Nel film, come nel libro di
Roberts e nella realtà della presenza inglese in Nordamerica, il comandante dei
Ranger è il maggiore Robert Rogers (1731-1795), un giovane ufficiale delle
milizie locali dal passato non propriamente adamantino, il quale ha lucidamente
compreso che – nel teatro di operazioni che va da Albany (in quello che oggi è
lo Stato di New York) a Montréal (in Canada) – l’unico modo possibile per
acquisire una superiorità militare permanente consiste nell’affiancare alla
presenza delle truppe regolari contingenti sostanzialmente irregolari come i
“ranger” al suo comando, che conducono un tipo di conflitto non convenzionale e
che colpiscono i francesi e soprattutto i loro alleati indiani con le loro
stesse armi.
Il film illustra, in
particolare, l’incursione in profondità compiuta dai “ranger” – tra la metà di
settembre e l’inizio di ottobre del 1759 – contro il villaggio degli Abenaki
(una tribù locale) di St. François, oggi Odanak (Canada), situato a oltre 150 miglia dal punto di
partenza degli uomini di Rogers, la località di Crown Point, sul lago
Champlain, ai confini tra Stati Uniti e Canada. Condotto da soli 200 uomini, il
raid – un’autentica anticipazione delle moderne missioni delle forze speciali –
si conclude in un completo successo, ma il ritorno verso le linee britanniche,
inseguiti da indiani e francesi, si rivela per gli uomini di Rogers un’impresa
difficilissima, che costa loro la perdita di circa la metà degli effettivi.
Ho avuto la fortuna, nel 2000,
di visitare personalmente i luoghi della Guerra dei Sette Anni in Nordamerica:
partendo da Albany, sono risalito in auto fino a Fort William Henry (quello che
occupa un ruolo di rilievo nella vicenda de L’ultimo
dei Mohicani di James, Fenimore Cooper, visto che è difeso dal colonnello
Munro contro gli assedianti francesi al comando del marchese di Montcalm),
all’estremità meridionale del Lake George. Ricostruito – con gusto tipicamente
statunitense, cioè con una non sempre comprensibile mescolanza di passato parzialmente
alterato e presente inequivocabilmente kitsch – in prossimità del sito
originale, rende vagamente l’idea di come dovesse una fortificazione di
frontiera dell’epoca. Tuttavia, qualche decina di chilometri più a nord, sempre
sulle rive del Lake George, la ricostruzione, storicamente molto più accurata,
del Forte Ticonderoga, sede nel 1758 di una grande vittoria francese, è di
grande soddisfazione per il visitatore. Il paesaggio, inoltre, è molto bello e,
anche se oggi la zona è sostanzialmente un’area di vacanze, rende molto bene l’idea
della natura dei luoghi in cui si svolse quel difficile conflitto.

- CONSEGNA SCRITTA: Riporta, nell'ordine in cui compaiono, tutti gli anni scritti in cifre nel testo sui ranger di Rogers. I dati forniti non sono necessari.

- DATI FORNITI:
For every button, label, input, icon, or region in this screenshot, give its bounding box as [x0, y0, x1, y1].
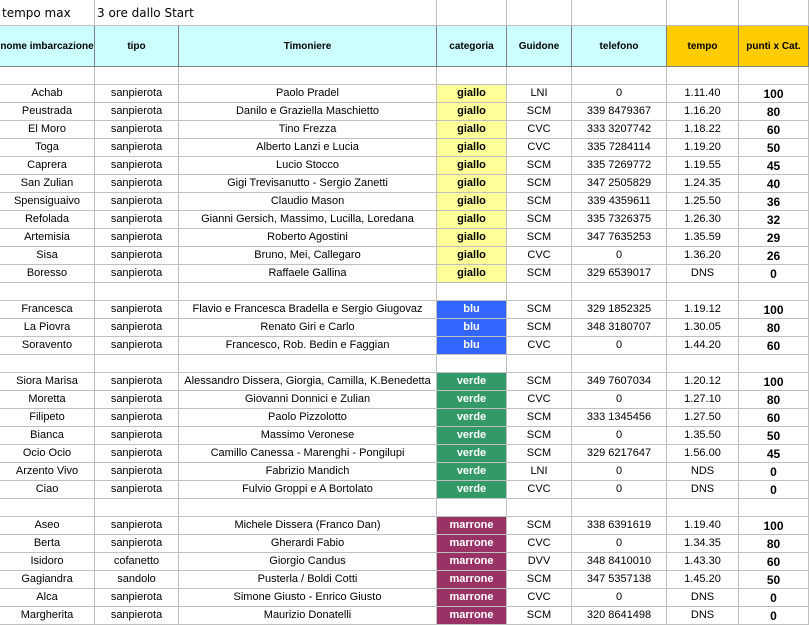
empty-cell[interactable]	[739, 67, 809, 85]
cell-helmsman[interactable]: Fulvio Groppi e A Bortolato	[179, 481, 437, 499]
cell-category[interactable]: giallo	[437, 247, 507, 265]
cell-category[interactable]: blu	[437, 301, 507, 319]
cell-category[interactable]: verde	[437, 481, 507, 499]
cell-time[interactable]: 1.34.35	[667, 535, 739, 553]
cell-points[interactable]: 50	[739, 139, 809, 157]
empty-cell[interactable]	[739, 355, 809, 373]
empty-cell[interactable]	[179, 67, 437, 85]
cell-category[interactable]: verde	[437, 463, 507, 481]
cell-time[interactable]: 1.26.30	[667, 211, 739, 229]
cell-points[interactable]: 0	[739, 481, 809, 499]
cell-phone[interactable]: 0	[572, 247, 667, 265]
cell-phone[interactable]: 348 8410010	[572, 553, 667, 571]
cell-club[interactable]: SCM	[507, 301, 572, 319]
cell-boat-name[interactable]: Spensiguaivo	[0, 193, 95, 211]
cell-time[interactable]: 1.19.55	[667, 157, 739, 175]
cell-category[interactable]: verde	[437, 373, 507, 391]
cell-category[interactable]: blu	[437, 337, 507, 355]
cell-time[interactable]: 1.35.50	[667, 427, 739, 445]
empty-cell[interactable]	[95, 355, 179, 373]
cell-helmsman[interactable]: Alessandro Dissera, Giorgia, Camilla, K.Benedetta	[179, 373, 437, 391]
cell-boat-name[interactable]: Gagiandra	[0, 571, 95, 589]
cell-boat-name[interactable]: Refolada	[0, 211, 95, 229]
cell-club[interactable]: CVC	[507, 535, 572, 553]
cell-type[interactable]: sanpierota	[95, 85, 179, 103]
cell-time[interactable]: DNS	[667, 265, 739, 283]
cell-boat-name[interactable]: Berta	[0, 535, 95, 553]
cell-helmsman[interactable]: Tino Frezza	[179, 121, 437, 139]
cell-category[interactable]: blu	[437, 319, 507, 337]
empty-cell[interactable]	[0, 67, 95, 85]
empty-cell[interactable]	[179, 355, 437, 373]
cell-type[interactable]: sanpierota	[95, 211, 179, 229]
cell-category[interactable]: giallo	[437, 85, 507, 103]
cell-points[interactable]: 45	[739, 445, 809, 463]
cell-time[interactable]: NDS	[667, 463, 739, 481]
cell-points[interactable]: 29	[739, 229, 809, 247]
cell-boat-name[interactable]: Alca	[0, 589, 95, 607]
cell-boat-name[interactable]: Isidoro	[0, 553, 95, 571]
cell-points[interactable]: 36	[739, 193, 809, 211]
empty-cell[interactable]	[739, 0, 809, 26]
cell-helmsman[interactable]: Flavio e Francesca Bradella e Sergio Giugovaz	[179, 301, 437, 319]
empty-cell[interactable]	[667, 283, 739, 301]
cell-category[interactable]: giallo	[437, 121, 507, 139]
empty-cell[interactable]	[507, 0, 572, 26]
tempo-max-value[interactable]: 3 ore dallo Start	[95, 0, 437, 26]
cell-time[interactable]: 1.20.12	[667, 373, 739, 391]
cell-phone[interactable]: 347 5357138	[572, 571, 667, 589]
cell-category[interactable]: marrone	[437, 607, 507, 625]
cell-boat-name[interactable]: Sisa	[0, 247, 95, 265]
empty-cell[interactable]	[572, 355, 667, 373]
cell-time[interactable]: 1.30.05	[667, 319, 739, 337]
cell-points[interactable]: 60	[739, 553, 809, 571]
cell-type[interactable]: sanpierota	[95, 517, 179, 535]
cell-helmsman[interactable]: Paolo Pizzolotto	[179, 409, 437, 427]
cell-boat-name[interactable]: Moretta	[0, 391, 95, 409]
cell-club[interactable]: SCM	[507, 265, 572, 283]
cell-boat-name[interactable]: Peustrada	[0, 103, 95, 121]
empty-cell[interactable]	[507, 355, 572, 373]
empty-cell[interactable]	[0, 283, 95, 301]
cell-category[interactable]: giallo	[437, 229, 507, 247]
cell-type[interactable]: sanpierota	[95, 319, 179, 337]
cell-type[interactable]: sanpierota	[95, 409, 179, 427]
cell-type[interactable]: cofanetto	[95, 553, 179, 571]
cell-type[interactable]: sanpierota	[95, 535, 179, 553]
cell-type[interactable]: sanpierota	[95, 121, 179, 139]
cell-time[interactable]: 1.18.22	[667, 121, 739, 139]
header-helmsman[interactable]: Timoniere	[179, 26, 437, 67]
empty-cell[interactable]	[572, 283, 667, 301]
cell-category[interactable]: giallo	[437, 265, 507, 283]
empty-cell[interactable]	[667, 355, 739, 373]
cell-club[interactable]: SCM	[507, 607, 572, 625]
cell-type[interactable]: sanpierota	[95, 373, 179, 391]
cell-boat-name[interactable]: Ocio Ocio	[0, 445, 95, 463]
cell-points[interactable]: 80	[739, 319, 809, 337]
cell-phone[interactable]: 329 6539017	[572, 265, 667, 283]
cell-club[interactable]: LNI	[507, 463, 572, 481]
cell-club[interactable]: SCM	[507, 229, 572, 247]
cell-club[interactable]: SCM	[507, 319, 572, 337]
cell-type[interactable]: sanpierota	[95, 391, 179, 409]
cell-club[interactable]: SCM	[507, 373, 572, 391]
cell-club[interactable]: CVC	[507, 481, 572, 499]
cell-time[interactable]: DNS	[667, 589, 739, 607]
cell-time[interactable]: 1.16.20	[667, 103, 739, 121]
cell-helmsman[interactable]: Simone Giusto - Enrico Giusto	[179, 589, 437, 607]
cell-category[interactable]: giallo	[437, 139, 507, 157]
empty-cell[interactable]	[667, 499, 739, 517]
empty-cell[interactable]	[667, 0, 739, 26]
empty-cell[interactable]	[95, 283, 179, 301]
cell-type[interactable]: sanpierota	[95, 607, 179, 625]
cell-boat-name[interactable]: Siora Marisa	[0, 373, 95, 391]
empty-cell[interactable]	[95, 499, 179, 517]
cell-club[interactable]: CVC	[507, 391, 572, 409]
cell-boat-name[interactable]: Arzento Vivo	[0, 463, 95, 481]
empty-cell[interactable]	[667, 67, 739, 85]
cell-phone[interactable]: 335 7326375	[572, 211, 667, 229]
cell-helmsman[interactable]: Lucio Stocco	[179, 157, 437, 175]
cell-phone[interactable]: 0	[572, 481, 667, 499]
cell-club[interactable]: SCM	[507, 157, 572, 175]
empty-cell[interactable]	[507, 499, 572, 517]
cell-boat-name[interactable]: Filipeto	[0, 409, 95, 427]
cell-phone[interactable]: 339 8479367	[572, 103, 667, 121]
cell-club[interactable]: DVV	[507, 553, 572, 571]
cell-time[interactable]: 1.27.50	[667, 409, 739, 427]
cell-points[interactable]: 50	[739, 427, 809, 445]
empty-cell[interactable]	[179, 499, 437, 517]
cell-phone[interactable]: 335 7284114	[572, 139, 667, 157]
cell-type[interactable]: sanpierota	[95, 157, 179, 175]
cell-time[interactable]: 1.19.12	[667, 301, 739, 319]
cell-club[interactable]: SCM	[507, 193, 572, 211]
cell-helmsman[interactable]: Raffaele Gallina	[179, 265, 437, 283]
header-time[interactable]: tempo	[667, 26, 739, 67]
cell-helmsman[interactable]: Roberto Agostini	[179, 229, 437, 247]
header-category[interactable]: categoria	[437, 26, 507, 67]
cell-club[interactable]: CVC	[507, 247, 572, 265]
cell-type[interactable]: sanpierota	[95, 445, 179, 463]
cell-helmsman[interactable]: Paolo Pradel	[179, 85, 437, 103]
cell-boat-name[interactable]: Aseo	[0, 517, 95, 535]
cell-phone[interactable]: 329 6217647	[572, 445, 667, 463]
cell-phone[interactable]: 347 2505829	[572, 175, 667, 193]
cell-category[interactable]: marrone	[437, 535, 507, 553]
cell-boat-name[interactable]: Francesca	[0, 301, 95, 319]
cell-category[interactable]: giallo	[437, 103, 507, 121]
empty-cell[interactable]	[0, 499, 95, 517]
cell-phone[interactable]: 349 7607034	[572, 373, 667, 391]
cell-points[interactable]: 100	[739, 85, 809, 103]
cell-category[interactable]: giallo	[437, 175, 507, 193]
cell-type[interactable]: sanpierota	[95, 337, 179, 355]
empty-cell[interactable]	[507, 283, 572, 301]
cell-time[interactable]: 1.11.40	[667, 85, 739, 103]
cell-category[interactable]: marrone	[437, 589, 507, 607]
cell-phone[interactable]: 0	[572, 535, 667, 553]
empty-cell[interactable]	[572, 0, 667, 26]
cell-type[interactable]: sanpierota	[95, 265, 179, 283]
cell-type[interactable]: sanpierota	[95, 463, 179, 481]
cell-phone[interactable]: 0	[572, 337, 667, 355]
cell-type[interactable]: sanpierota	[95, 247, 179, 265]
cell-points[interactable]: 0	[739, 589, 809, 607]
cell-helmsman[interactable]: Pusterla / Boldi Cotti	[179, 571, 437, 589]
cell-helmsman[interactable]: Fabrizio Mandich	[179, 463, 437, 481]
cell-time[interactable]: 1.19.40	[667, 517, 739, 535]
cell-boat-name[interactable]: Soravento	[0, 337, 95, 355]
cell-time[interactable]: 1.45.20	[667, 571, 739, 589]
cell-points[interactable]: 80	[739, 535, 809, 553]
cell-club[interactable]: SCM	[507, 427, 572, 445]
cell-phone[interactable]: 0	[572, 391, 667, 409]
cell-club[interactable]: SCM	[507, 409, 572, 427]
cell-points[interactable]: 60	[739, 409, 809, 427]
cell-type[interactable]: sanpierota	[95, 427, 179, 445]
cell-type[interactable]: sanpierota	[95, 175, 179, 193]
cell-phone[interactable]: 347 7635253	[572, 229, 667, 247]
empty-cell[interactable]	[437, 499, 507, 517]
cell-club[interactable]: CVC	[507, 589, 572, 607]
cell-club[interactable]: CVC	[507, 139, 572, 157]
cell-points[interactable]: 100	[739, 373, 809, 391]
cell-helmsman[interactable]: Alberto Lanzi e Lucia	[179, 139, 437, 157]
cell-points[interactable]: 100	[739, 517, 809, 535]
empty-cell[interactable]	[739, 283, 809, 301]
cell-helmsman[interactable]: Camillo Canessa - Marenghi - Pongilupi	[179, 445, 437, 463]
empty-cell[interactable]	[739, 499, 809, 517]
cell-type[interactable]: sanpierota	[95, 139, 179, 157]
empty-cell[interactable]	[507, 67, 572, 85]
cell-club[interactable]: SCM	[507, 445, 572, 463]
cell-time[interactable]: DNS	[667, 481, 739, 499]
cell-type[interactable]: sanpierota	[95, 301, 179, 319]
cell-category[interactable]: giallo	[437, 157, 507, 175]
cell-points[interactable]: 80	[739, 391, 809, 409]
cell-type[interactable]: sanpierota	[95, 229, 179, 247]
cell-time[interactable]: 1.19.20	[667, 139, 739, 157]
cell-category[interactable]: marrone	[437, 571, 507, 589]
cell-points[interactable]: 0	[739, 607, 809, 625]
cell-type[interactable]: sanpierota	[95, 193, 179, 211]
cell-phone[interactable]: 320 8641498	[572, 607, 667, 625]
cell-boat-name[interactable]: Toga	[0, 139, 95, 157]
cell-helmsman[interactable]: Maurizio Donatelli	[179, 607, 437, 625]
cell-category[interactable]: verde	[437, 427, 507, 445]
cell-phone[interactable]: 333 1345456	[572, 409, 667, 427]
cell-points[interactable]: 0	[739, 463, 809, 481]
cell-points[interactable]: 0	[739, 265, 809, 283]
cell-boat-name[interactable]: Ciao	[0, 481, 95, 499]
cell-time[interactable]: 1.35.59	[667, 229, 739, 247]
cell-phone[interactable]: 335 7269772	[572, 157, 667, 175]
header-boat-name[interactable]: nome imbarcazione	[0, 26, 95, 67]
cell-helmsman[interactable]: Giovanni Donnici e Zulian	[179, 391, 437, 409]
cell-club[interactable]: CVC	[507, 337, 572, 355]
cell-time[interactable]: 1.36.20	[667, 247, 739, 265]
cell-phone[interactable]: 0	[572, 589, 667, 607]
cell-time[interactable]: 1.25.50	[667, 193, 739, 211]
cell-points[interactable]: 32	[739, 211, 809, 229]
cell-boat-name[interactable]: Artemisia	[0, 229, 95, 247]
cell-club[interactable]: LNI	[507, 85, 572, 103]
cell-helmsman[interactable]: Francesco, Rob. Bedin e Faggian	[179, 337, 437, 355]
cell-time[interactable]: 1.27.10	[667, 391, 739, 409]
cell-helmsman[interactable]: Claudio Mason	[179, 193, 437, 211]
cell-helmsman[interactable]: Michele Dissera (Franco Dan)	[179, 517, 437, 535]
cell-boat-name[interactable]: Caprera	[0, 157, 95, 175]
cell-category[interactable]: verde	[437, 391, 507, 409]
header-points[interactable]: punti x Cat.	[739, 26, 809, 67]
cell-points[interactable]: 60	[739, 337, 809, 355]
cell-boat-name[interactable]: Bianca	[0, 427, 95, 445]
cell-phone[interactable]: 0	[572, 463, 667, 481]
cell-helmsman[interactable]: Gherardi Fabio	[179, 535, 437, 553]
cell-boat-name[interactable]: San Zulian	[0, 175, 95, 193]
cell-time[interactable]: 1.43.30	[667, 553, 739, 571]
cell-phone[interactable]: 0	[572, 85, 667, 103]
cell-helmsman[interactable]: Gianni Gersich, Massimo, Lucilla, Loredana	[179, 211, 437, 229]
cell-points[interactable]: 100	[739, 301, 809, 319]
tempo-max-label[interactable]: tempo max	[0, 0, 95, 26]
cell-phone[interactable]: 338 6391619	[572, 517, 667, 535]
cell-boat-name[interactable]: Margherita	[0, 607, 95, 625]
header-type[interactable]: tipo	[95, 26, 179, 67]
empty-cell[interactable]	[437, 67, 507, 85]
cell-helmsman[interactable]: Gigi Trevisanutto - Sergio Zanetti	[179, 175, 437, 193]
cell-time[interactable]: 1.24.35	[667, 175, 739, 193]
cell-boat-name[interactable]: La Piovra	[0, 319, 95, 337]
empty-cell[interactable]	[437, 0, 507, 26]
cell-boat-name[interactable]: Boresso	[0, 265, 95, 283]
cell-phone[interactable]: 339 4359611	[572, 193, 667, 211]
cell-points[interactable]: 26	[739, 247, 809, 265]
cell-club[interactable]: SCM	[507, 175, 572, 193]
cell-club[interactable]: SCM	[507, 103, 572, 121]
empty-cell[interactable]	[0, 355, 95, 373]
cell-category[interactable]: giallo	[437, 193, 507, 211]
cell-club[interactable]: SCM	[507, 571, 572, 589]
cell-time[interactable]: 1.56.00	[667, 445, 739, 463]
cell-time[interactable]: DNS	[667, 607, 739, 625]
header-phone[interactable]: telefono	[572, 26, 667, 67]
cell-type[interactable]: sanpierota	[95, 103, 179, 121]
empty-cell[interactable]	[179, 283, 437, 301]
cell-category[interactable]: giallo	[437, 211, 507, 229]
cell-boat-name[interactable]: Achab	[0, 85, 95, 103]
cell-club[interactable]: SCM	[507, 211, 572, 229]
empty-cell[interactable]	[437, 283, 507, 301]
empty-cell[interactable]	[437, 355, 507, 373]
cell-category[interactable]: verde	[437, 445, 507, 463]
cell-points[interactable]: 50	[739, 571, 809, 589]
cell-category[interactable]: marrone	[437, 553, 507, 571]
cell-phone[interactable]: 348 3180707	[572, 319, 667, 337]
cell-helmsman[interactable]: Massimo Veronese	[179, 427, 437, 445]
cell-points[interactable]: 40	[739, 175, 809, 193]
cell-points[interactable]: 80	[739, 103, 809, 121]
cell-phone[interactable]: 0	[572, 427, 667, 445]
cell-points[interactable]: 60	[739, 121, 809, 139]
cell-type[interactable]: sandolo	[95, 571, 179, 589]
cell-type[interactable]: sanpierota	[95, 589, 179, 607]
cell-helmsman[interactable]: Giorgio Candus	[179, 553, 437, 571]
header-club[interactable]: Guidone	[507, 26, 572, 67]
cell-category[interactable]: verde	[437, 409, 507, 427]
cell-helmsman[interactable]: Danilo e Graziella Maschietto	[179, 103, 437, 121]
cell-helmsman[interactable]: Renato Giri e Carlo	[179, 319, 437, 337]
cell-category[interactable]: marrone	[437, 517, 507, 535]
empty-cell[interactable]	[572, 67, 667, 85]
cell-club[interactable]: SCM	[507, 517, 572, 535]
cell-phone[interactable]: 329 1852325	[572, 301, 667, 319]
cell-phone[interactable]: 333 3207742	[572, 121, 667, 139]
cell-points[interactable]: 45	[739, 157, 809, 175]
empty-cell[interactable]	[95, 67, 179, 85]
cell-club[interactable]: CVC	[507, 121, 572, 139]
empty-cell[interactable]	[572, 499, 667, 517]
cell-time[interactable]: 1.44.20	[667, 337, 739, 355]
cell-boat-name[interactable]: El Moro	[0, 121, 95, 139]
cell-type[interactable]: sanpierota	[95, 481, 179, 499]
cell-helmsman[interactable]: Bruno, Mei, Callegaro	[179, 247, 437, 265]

- SOLUZIONE: 1731, 1795, 1759, 2000, 1758